* [REQUIREMENTS]:
Print all entries precisely as they are written.

* [DATA EXCERPTS]:
───

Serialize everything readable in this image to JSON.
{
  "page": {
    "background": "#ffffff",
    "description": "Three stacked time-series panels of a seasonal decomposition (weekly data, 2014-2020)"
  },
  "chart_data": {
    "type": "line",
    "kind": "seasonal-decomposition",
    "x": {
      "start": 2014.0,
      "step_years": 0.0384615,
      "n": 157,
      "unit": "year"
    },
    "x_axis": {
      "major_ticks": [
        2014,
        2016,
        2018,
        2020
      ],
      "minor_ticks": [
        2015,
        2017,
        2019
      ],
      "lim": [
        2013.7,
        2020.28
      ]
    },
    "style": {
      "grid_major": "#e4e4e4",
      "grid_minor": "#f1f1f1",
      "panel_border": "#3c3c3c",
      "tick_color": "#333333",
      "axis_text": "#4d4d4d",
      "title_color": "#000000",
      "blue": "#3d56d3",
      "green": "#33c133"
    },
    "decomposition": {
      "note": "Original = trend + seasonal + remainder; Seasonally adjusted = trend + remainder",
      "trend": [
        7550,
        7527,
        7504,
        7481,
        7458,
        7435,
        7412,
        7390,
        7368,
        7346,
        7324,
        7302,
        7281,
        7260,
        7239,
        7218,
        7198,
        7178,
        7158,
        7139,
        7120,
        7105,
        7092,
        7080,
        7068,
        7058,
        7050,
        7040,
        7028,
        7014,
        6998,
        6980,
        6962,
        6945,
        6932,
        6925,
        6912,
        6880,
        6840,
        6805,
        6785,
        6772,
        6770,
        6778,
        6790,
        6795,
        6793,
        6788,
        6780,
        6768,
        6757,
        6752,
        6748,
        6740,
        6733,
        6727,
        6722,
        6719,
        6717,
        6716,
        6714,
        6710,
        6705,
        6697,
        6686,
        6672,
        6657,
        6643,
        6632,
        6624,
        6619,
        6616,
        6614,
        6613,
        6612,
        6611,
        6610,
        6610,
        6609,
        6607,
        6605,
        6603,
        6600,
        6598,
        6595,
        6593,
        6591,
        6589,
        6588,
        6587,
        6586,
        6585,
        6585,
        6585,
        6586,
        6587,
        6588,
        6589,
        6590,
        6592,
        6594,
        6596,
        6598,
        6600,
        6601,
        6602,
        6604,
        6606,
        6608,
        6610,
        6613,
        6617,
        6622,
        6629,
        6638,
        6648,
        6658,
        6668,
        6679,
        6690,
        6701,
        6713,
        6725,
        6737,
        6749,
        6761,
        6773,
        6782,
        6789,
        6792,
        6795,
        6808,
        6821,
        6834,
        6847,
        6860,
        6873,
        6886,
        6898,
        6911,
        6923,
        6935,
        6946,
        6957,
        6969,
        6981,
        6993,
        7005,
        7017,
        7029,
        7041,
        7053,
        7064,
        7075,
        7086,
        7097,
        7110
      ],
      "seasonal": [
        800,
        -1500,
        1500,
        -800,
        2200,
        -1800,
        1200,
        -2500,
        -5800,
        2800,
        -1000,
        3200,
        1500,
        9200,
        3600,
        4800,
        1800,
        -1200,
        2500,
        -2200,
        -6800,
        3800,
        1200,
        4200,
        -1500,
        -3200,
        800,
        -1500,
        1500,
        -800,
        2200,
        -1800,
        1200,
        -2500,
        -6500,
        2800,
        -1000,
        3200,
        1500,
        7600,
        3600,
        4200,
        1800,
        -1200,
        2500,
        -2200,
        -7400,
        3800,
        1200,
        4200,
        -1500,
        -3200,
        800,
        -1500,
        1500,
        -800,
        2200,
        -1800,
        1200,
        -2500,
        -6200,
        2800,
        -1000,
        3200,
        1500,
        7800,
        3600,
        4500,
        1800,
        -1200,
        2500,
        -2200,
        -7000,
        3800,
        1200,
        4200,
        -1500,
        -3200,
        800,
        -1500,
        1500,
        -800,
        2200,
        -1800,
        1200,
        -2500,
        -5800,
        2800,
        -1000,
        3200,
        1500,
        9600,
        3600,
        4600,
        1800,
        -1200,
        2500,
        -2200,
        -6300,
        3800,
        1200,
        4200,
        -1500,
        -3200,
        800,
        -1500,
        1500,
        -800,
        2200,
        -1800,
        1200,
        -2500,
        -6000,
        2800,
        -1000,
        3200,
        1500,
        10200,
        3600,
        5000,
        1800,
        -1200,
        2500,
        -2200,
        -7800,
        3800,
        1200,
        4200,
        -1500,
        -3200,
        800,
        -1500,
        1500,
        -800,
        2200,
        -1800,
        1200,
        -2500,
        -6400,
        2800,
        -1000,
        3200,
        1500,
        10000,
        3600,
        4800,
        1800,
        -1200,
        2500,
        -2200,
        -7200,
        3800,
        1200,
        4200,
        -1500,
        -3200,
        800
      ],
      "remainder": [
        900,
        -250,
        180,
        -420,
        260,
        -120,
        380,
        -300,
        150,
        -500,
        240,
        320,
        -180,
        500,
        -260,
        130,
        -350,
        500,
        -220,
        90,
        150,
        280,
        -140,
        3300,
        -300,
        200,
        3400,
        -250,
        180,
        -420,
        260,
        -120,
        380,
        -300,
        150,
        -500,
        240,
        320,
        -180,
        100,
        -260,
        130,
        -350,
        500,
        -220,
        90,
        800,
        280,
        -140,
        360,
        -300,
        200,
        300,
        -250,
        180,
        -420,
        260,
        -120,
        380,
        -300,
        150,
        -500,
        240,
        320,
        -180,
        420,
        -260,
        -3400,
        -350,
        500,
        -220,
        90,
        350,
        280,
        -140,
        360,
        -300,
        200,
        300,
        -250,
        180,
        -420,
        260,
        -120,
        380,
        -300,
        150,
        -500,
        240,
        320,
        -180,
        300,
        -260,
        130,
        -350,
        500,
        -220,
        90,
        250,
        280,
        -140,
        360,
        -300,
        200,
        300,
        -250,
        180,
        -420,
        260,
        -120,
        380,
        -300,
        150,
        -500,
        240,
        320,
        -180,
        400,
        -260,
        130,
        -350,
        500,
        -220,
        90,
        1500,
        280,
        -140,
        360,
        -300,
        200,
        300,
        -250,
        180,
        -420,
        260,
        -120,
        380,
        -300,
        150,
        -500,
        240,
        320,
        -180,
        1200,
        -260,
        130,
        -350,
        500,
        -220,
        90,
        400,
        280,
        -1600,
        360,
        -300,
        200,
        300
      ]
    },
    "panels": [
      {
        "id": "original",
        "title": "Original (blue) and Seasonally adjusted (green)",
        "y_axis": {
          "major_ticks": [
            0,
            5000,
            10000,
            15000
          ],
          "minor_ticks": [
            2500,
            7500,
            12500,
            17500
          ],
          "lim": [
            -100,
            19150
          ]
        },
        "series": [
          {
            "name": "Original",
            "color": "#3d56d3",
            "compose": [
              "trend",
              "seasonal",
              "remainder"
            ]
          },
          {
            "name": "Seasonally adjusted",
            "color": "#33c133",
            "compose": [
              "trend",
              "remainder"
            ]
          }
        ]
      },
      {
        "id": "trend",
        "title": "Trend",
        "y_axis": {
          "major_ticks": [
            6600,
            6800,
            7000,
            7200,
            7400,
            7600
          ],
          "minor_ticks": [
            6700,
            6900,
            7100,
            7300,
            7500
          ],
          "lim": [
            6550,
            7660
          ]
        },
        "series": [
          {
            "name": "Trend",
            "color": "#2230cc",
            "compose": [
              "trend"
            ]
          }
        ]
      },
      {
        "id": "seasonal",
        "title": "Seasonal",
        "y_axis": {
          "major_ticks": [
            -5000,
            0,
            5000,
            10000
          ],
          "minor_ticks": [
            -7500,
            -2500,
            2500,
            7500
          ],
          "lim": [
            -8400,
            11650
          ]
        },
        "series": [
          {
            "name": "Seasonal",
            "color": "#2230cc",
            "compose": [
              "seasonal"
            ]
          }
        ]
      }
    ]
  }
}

───

* [TASK OUTPUT]:
Serialize everything readable in this image to JSON.
{
  "page": {
    "background": "#ffffff",
    "description": "Three stacked time-series panels of a seasonal decomposition (weekly data, 2014-2020)"
  },
  "chart_data": {
    "type": "line",
    "kind": "seasonal-decomposition",
    "x": {
      "start": 2014.0,
      "step_years": 0.0384615,
      "n": 157,
      "unit": "year"
    },
    "x_axis": {
      "major_ticks": [
        2014,
        2016,
        2018,
        2020
      ],
      "minor_ticks": [
        2015,
        2017,
        2019
      ],
      "lim": [
        2013.7,
        2020.28
      ]
    },
    "style": {
      "grid_major": "#e4e4e4",
      "grid_minor": "#f1f1f1",
      "panel_border": "#3c3c3c",
      "tick_color": "#333333",
      "axis_text": "#4d4d4d",
      "title_color": "#000000",
      "blue": "#3d56d3",
      "green": "#33c133"
    },
    "decomposition": {
      "note": "Original = trend + seasonal + remainder; Seasonally adjusted = trend + remainder",
      "trend": [
        7550,
        7527,
        7504,
        7481,
        7458,
        7435,
        7412,
        7390,
        7368,
        7346,
        7324,
        7302,
        7281,
        7260,
        7239,
        7218,
        7198,
        7178,
        7158,
        7139,
        7120,
        7105,
        7092,
        7080,
        7068,
        7058,
        7050,
        7040,
        7028,
        7014,
        6998,
        6980,
        6962,
        6945,
        6932,
        6925,
        6912,
        6880,
        6840,
        6805,
        6785,
        6772,
        6770,
        6778,
        6790,
        6795,
        6793,
        6788,
        6780,
        6768,
        6757,
        6752,
        6748,
        6740,
        6733,
        6727,
        6722,
        6719,
        6717,
        6716,
        6714,
        6710,
        6705,
        6697,
        6686,
        6672,
        6657,
        6643,
        6632,
        6624,
        6619,
        6616,
        6614,
        6613,
        6612,
        6611,
        6610,
        6610,
        6609,
        6607,
        6605,
        6603,
        6600,
        6598,
        6595,
        6593,
        6591,
        6589,
        6588,
        6587,
        6586,
        6585,
        6585,
        6585,
        6586,
        6587,
        6588,
        6589,
        6590,
        6592,
        6594,
        6596,
        6598,
        6600,
        6601,
        6602,
        6604,
        6606,
        6608,
        6610,
        6613,
        6617,
        6622,
        6629,
        6638,
        6648,
        6658,
        6668,
        6679,
        6690,
        6701,
        6713,
        6725,
        6737,
        6749,
        6761,
        6773,
        6782,
        6789,
        6792,
        6795,
        6808,
        6821,
        6834,
        6847,
        6860,
        6873,
        6886,
        6898,
        6911,
        6923,
        6935,
        6946,
        6957,
        6969,
        6981,
        6993,
        7005,
        7017,
        7029,
        7041,
        7053,
        7064,
        7075,
        7086,
        7097,
        7110
      ],
      "seasonal": [
        800,
        -1500,
        1500,
        -800,
        2200,
        -1800,
        1200,
        -2500,
        -5800,
        2800,
        -1000,
        3200,
        1500,
        9200,
        3600,
        4800,
        1800,
        -1200,
        2500,
        -2200,
        -6800,
        3800,
        1200,
        4200,
        -1500,
        -3200,
        800,
        -1500,
        1500,
        -800,
        2200,
        -1800,
        1200,
        -2500,
        -6500,
        2800,
        -1000,
        3200,
        1500,
        7600,
        3600,
        4200,
        1800,
        -1200,
        2500,
        -2200,
        -7400,
        3800,
        1200,
        4200,
        -1500,
        -3200,
        800,
        -1500,
        1500,
        -800,
        2200,
        -1800,
        1200,
        -2500,
        -6200,
        2800,
        -1000,
        3200,
        1500,
        7800,
        3600,
        4500,
        1800,
        -1200,
        2500,
        -2200,
        -7000,
        3800,
        1200,
        4200,
        -1500,
        -3200,
        800,
        -1500,
        1500,
        -800,
        2200,
        -1800,
        1200,
        -2500,
        -5800,
        2800,
        -1000,
        3200,
        1500,
        9600,
        3600,
        4600,
        1800,
        -1200,
        2500,
        -2200,
        -6300,
        3800,
        1200,
        4200,
        -1500,
        -3200,
        800,
        -1500,
        1500,
        -800,
        2200,
        -1800,
        1200,
        -2500,
        -6000,
        2800,
        -1000,
        3200,
        1500,
        10200,
        3600,
        5000,
        1800,
        -1200,
        2500,
        -2200,
        -7800,
        3800,
        1200,
        4200,
        -1500,
        -3200,
        800,
        -1500,
        1500,
        -800,
        2200,
        -1800,
        1200,
        -2500,
        -6400,
        2800,
        -1000,
        3200,
        1500,
        10000,
        3600,
        4800,
        1800,
        -1200,
        2500,
        -2200,
        -7200,
        3800,
        1200,
        4200,
        -1500,
        -3200,
        800
      ],
      "remainder": [
        900,
        -250,
        180,
        -420,
        260,
        -120,
        380,
        -300,
        150,
        -500,
        240,
        320,
        -180,
        500,
        -260,
        130,
        -350,
        500,
        -220,
        90,
        150,
        280,
        -140,
        3300,
        -300,
        200,
        3400,
        -250,
        180,
        -420,
        260,
        -120,
        380,
        -300,
        150,
        -500,
        240,
        320,
        -180,
        100,
        -260,
        130,
        -350,
        500,
        -220,
        90,
        800,
        280,
        -140,
        360,
        -300,
        200,
        300,
        -250,
        180,
        -420,
        260,
        -120,
        380,
        -300,
        150,
        -500,
        240,
        320,
        -180,
        420,
        -260,
        -3400,
        -350,
        500,
        -220,
        90,
        350,
        280,
        -140,
        360,
        -300,
        200,
        300,
        -250,
        180,
        -420,
        260,
        -120,
        380,
        -300,
        150,
        -500,
        240,
        320,
        -180,
        300,
        -260,
        130,
        -350,
        500,
        -220,
        90,
        250,
        280,
        -140,
        360,
        -300,
        200,
        300,
        -250,
        180,
        -420,
        260,
        -120,
        380,
        -300,
        150,
        -500,
        240,
        320,
        -180,
        400,
        -260,
        130,
        -350,
        500,
        -220,
        90,
        1500,
        280,
        -140,
        360,
        -300,
        200,
        300,
        -250,
        180,
        -420,
        260,
        -120,
        380,
        -300,
        150,
        -500,
        240,
        320,
        -180,
        1200,
        -260,
        130,
        -350,
        500,
        -220,
        90,
        400,
        280,
        -1600,
        360,
        -300,
        200,
        300
      ]
    },
    "panels": [
      {
        "id": "original",
        "title": "Original (blue) and Seasonally adjusted (green)",
        "y_axis": {
          "major_ticks": [
            0,
            5000,
            10000,
            15000
          ],
          "minor_ticks": [
            2500,
            7500,
            12500,
            17500
          ],
          "lim": [
            -100,
            19150
          ]
        },
        "series": [
          {
            "name": "Original",
            "color": "#3d56d3",
            "compose": [
              "trend",
              "seasonal",
              "remainder"
            ]
          },
          {
            "name": "Seasonally adjusted",
            "color": "#33c133",
            "compose": [
              "trend",
              "remainder"
            ]
          }
        ]
      },
      {
        "id": "trend",
        "title": "Trend",
        "y_axis": {
          "major_ticks": [
            6600,
            6800,
            7000,
            7200,
            7400,
            7600
          ],
          "minor_ticks": [
            6700,
            6900,
            7100,
            7300,
            7500
          ],
          "lim": [
            6550,
            7660
          ]
        },
        "series": [
          {
            "name": "Trend",
            "color": "#2230cc",
            "compose": [
              "trend"
            ]
          }
        ]
      },
      {
        "id": "seasonal",
        "title": "Seasonal",
        "y_axis": {
          "major_ticks": [
            -5000,
            0,
            5000,
            10000
          ],
          "minor_ticks": [
            -7500,
            -2500,
            2500,
            7500
          ],
          "lim": [
            -8400,
            11650
          ]
        },
        "series": [
          {
            "name": "Seasonal",
            "color": "#2230cc",
            "compose": [
              "seasonal"
            ]
          }
        ]
      }
    ]
  }
}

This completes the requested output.